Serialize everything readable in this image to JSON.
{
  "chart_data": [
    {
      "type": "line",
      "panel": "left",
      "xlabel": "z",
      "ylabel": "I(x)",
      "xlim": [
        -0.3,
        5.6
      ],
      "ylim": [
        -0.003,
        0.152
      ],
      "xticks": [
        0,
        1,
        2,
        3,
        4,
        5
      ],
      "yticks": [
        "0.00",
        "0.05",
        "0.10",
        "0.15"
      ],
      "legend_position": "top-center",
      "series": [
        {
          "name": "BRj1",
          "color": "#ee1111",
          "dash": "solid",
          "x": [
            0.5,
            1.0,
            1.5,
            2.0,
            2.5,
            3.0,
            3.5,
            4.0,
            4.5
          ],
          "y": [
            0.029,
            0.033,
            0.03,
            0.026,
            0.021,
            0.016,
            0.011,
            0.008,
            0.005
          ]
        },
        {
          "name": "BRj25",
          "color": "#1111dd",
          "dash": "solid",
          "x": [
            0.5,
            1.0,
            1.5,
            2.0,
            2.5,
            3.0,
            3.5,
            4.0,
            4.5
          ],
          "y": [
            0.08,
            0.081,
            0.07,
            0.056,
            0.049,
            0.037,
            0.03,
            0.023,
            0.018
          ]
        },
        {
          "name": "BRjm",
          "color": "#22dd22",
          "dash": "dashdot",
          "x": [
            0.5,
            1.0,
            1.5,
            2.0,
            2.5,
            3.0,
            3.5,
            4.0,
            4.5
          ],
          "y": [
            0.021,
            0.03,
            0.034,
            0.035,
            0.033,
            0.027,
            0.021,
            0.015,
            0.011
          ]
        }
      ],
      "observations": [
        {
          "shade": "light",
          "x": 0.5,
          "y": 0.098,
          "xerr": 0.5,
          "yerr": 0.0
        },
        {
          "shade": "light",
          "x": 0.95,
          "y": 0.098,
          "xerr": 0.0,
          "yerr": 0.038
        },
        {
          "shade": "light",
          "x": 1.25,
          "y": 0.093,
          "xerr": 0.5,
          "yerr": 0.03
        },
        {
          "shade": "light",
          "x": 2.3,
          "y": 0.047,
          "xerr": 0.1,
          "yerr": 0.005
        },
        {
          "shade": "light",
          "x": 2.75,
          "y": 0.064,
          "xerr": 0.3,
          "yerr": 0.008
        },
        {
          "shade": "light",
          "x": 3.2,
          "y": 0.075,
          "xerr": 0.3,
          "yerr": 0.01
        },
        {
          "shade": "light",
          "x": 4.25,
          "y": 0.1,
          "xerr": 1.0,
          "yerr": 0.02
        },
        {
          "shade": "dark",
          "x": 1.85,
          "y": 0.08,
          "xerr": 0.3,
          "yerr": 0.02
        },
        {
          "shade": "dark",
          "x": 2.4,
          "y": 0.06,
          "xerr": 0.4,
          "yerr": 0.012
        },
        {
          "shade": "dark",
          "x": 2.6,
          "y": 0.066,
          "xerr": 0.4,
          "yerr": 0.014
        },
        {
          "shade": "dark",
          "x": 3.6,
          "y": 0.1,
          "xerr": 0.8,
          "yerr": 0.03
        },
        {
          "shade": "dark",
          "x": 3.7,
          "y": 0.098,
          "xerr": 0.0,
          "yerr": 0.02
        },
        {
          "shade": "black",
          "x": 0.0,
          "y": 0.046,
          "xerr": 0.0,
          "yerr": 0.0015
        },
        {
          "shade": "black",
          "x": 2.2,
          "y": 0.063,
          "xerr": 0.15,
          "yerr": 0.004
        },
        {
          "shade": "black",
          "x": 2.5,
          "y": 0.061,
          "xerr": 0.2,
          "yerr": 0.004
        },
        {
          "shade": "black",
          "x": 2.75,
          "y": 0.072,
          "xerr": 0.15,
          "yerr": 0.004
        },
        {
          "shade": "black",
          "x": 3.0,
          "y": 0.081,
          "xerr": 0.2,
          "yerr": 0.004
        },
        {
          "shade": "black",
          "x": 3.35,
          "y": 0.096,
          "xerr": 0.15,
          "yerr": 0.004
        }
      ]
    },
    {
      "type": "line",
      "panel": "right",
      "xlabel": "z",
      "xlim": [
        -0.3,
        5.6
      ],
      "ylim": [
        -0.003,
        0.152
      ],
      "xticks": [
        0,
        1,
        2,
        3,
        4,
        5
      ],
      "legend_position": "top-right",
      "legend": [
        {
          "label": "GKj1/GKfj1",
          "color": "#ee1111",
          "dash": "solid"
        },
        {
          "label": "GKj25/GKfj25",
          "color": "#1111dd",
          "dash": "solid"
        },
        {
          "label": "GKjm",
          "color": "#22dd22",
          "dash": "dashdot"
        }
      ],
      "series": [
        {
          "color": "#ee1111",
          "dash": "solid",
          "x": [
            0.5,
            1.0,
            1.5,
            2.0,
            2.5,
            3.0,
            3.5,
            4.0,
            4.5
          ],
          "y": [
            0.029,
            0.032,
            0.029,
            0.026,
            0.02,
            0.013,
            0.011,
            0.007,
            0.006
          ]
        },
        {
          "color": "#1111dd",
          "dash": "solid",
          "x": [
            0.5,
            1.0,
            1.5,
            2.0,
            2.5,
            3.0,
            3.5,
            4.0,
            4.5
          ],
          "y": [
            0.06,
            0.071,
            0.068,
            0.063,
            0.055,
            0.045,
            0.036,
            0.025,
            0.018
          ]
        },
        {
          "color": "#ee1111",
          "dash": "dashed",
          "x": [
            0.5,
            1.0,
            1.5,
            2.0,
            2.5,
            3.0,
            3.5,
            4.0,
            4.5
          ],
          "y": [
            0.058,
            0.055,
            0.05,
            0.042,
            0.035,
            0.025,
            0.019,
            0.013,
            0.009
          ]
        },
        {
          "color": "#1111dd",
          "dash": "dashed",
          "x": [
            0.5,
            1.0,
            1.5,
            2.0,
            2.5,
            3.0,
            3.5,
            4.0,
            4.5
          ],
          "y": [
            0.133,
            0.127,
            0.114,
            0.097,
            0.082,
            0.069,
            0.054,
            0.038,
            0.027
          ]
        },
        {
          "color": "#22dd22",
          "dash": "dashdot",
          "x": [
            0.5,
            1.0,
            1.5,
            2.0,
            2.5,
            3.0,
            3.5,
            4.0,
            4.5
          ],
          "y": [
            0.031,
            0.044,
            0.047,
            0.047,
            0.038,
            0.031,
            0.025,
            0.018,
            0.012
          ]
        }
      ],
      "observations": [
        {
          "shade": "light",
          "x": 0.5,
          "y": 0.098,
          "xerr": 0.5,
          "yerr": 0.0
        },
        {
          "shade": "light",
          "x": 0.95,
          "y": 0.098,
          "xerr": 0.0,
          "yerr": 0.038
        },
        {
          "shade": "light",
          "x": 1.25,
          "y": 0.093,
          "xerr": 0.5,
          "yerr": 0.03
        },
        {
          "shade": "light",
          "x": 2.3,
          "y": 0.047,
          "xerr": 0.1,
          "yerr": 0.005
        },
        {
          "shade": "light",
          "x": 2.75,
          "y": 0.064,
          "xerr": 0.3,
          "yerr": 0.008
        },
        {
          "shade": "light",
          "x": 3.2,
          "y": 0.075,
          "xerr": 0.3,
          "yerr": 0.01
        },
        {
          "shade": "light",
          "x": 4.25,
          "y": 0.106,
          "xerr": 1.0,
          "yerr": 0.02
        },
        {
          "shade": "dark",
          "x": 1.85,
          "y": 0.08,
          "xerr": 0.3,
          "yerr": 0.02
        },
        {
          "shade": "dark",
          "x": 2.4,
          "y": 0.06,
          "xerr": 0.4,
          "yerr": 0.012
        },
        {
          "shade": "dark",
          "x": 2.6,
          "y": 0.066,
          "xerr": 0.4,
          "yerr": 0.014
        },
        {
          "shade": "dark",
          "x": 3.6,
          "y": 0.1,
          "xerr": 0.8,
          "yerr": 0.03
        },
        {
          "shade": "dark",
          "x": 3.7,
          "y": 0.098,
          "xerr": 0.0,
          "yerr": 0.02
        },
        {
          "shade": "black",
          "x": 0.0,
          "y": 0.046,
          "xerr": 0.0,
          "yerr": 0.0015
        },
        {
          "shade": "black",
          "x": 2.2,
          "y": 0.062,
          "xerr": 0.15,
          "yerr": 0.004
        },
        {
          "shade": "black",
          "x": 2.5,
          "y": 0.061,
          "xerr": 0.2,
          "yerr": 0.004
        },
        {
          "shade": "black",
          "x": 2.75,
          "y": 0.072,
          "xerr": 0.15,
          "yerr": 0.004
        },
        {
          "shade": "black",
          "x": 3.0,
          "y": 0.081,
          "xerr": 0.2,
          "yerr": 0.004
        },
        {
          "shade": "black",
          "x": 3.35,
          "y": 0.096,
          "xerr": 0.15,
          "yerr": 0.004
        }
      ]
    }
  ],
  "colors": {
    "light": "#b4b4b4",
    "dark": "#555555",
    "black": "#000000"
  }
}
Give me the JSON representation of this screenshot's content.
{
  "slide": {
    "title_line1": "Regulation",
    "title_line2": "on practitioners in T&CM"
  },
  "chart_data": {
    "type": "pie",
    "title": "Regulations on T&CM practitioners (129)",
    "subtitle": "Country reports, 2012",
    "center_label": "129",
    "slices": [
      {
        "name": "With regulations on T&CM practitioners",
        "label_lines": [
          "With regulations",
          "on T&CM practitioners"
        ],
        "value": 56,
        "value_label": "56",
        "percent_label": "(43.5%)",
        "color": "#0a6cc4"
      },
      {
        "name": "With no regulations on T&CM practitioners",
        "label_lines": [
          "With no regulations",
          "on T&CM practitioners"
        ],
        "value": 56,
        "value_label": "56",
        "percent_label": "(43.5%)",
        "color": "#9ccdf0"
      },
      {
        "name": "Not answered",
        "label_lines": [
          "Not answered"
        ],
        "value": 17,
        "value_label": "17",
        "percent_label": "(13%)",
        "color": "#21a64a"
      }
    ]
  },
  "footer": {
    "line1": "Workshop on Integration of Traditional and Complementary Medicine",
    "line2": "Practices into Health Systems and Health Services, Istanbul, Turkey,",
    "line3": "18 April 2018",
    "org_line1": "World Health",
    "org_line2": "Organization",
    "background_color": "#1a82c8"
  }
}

-.-.-

Problem: Copy out the lines that hold "right".

Written answer:
      "panel": "right",
      "legend_position": "top-right",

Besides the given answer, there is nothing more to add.